- What is required
State only the number of lines that include "court".

- Exercise input
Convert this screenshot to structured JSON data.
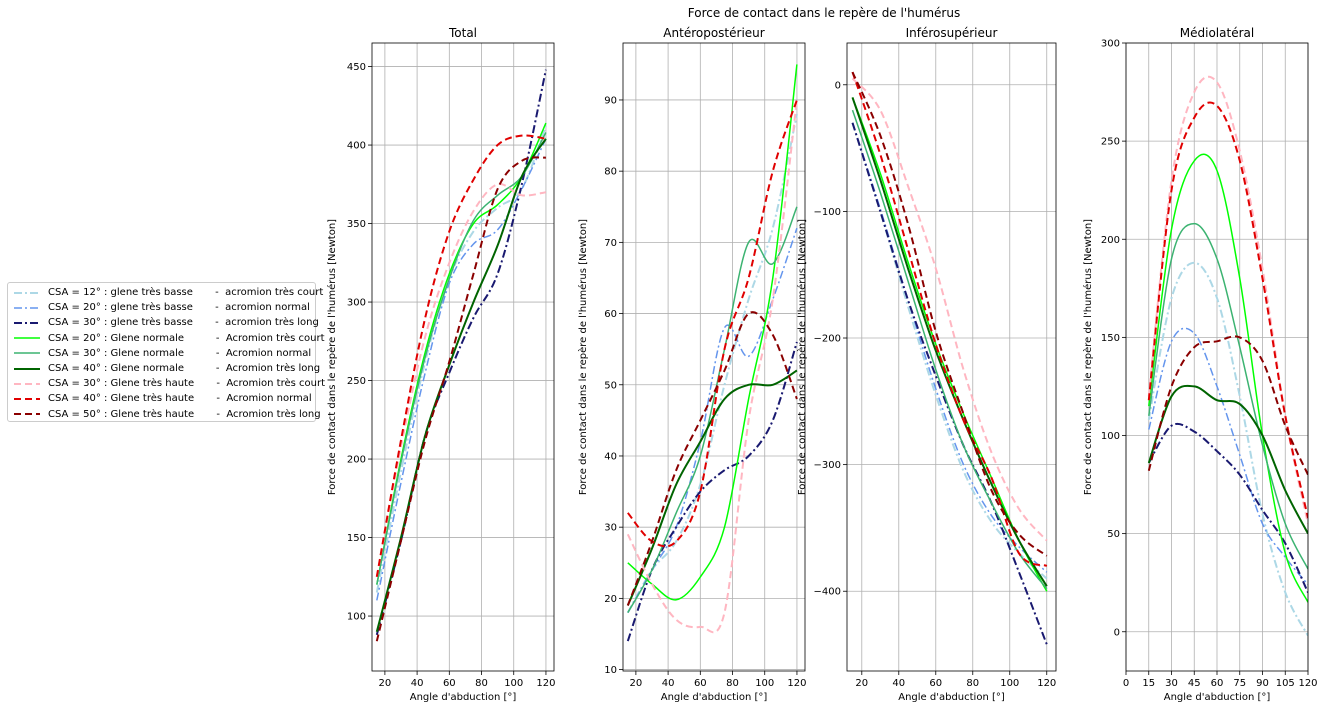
{
  "figure_title": "Force de contact dans le repère de l'humérus",
  "chart_data": [
    {
      "type": "line",
      "title": "Total",
      "xlabel": "Angle d'abduction [°]",
      "ylabel": "Force de contact dans le repère de l'humérus [Newton]",
      "xlim": [
        12,
        125
      ],
      "ylim": [
        65,
        465
      ],
      "xticks": [
        20,
        40,
        60,
        80,
        100,
        120
      ],
      "yticks": [
        100,
        150,
        200,
        250,
        300,
        350,
        400,
        450
      ],
      "grid": true,
      "x": [
        15,
        30,
        45,
        60,
        75,
        90,
        105,
        120
      ],
      "series": [
        {
          "key": "s1",
          "values": [
            115,
            192,
            262,
            315,
            345,
            360,
            372,
            412
          ]
        },
        {
          "key": "s2",
          "values": [
            110,
            185,
            255,
            312,
            337,
            346,
            372,
            404
          ]
        },
        {
          "key": "s3",
          "values": [
            88,
            148,
            215,
            255,
            290,
            318,
            375,
            448
          ]
        },
        {
          "key": "s4",
          "values": [
            120,
            200,
            268,
            318,
            350,
            362,
            380,
            414
          ]
        },
        {
          "key": "s5",
          "values": [
            120,
            198,
            265,
            315,
            352,
            368,
            380,
            408
          ]
        },
        {
          "key": "s6",
          "values": [
            90,
            150,
            215,
            260,
            300,
            336,
            380,
            404
          ]
        },
        {
          "key": "s7",
          "values": [
            125,
            208,
            278,
            325,
            358,
            375,
            368,
            370
          ]
        },
        {
          "key": "s8",
          "values": [
            125,
            212,
            290,
            345,
            378,
            400,
            406,
            404
          ]
        },
        {
          "key": "s9",
          "values": [
            84,
            148,
            212,
            262,
            318,
            372,
            390,
            392
          ]
        }
      ]
    },
    {
      "type": "line",
      "title": "Antéropostérieur",
      "xlabel": "Angle d'abduction [°]",
      "ylabel": "Force de contact dans le repère de l'humérus [Newton]",
      "xlim": [
        12,
        125
      ],
      "ylim": [
        9.8,
        98
      ],
      "xticks": [
        20,
        40,
        60,
        80,
        100,
        120
      ],
      "yticks": [
        10,
        20,
        30,
        40,
        50,
        60,
        70,
        80,
        90
      ],
      "grid": true,
      "x": [
        15,
        30,
        45,
        60,
        75,
        90,
        105,
        120
      ],
      "series": [
        {
          "key": "s1",
          "values": [
            18,
            24,
            28,
            36,
            50,
            62,
            72,
            88
          ]
        },
        {
          "key": "s2",
          "values": [
            18,
            24,
            30,
            42,
            58,
            54,
            62,
            72
          ]
        },
        {
          "key": "s3",
          "values": [
            14,
            24,
            30,
            35,
            38,
            40,
            45,
            56
          ]
        },
        {
          "key": "s4",
          "values": [
            25,
            22,
            19.8,
            23,
            30,
            48,
            65,
            95
          ]
        },
        {
          "key": "s5",
          "values": [
            18,
            24,
            32,
            40,
            55,
            70,
            67,
            75
          ]
        },
        {
          "key": "s6",
          "values": [
            19,
            27,
            36,
            42,
            48,
            50,
            50,
            52
          ]
        },
        {
          "key": "s7",
          "values": [
            29,
            22,
            17,
            16,
            18,
            45,
            62,
            90
          ]
        },
        {
          "key": "s8",
          "values": [
            32,
            28,
            28,
            35,
            55,
            65,
            80,
            90
          ]
        },
        {
          "key": "s9",
          "values": [
            19,
            28,
            38,
            45,
            52,
            60,
            57,
            48
          ]
        }
      ]
    },
    {
      "type": "line",
      "title": "Inférosupérieur",
      "xlabel": "Angle d'abduction [°]",
      "ylabel": "Force de contact dans le repère de l'humérus [Newton]",
      "xlim": [
        12,
        125
      ],
      "ylim": [
        -463,
        33
      ],
      "xticks": [
        20,
        40,
        60,
        80,
        100,
        120
      ],
      "yticks": [
        -400,
        -300,
        -200,
        -100,
        0
      ],
      "grid": true,
      "x": [
        15,
        30,
        45,
        60,
        75,
        90,
        105,
        120
      ],
      "series": [
        {
          "key": "s1",
          "values": [
            -30,
            -100,
            -175,
            -245,
            -305,
            -345,
            -370,
            -390
          ]
        },
        {
          "key": "s2",
          "values": [
            -30,
            -98,
            -170,
            -240,
            -300,
            -340,
            -365,
            -385
          ]
        },
        {
          "key": "s3",
          "values": [
            -30,
            -100,
            -170,
            -230,
            -285,
            -330,
            -385,
            -442
          ]
        },
        {
          "key": "s4",
          "values": [
            -10,
            -70,
            -140,
            -205,
            -260,
            -310,
            -360,
            -400
          ]
        },
        {
          "key": "s5",
          "values": [
            -20,
            -85,
            -155,
            -225,
            -285,
            -330,
            -370,
            -398
          ]
        },
        {
          "key": "s6",
          "values": [
            -10,
            -75,
            -145,
            -210,
            -265,
            -315,
            -360,
            -396
          ]
        },
        {
          "key": "s7",
          "values": [
            5,
            -20,
            -80,
            -145,
            -225,
            -290,
            -335,
            -360
          ]
        },
        {
          "key": "s8",
          "values": [
            10,
            -55,
            -130,
            -205,
            -265,
            -310,
            -370,
            -380
          ]
        },
        {
          "key": "s9",
          "values": [
            10,
            -40,
            -110,
            -195,
            -260,
            -320,
            -355,
            -372
          ]
        }
      ]
    },
    {
      "type": "line",
      "title": "Médiolatéral",
      "xlabel": "Angle d'abduction [°]",
      "ylabel": "Force de contact dans le repère de l'humérus [Newton]",
      "xlim": [
        0,
        120
      ],
      "ylim": [
        -20,
        300
      ],
      "xticks": [
        0,
        15,
        30,
        45,
        60,
        75,
        90,
        105,
        120
      ],
      "yticks": [
        0,
        50,
        100,
        150,
        200,
        250,
        300
      ],
      "grid": true,
      "x": [
        15,
        30,
        45,
        60,
        75,
        90,
        105,
        120
      ],
      "series": [
        {
          "key": "s1",
          "values": [
            108,
            170,
            188,
            170,
            120,
            60,
            20,
            -2
          ]
        },
        {
          "key": "s2",
          "values": [
            103,
            148,
            152,
            125,
            90,
            55,
            38,
            24
          ]
        },
        {
          "key": "s3",
          "values": [
            86,
            105,
            102,
            92,
            80,
            62,
            45,
            20
          ]
        },
        {
          "key": "s4",
          "values": [
            115,
            205,
            240,
            235,
            180,
            100,
            40,
            15
          ]
        },
        {
          "key": "s5",
          "values": [
            110,
            190,
            208,
            190,
            145,
            95,
            55,
            32
          ]
        },
        {
          "key": "s6",
          "values": [
            86,
            120,
            125,
            118,
            116,
            100,
            72,
            50
          ]
        },
        {
          "key": "s7",
          "values": [
            120,
            230,
            275,
            280,
            245,
            185,
            110,
            55
          ]
        },
        {
          "key": "s8",
          "values": [
            118,
            225,
            262,
            268,
            240,
            180,
            110,
            58
          ]
        },
        {
          "key": "s9",
          "values": [
            82,
            125,
            145,
            148,
            150,
            138,
            105,
            80
          ]
        }
      ]
    }
  ],
  "legend": {
    "placement": "left",
    "entries": [
      {
        "key": "s1",
        "label": "CSA = 12° : glene très basse       -  acromion très court",
        "color": "#add8e6",
        "dash": "dashdot",
        "width": 2
      },
      {
        "key": "s2",
        "label": "CSA = 20° : glene très basse       -  acromion normal",
        "color": "#6495ed",
        "dash": "dashdot",
        "width": 1.5
      },
      {
        "key": "s3",
        "label": "CSA = 30° : glene très basse       -  acromion très long",
        "color": "#191970",
        "dash": "dashdot",
        "width": 2
      },
      {
        "key": "s4",
        "label": "CSA = 20° : Glene normale          -  Acromion très court",
        "color": "#00ff00",
        "dash": "solid",
        "width": 1.5
      },
      {
        "key": "s5",
        "label": "CSA = 30° : Glene normale          -  Acromion normal",
        "color": "#3cb371",
        "dash": "solid",
        "width": 1.5
      },
      {
        "key": "s6",
        "label": "CSA = 40° : Glene normale          -  Acromion très long",
        "color": "#006400",
        "dash": "solid",
        "width": 2
      },
      {
        "key": "s7",
        "label": "CSA = 30° : Glene très haute       -  Acromion très court",
        "color": "#ffb6c1",
        "dash": "dashed",
        "width": 2
      },
      {
        "key": "s8",
        "label": "CSA = 40° : Glene très haute       -  Acromion normal",
        "color": "#e00000",
        "dash": "dashed",
        "width": 2
      },
      {
        "key": "s9",
        "label": "CSA = 50° : Glene très haute       -  Acromion très long",
        "color": "#8b0000",
        "dash": "dashed",
        "width": 2
      }
    ]
  }
}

- Task answer
3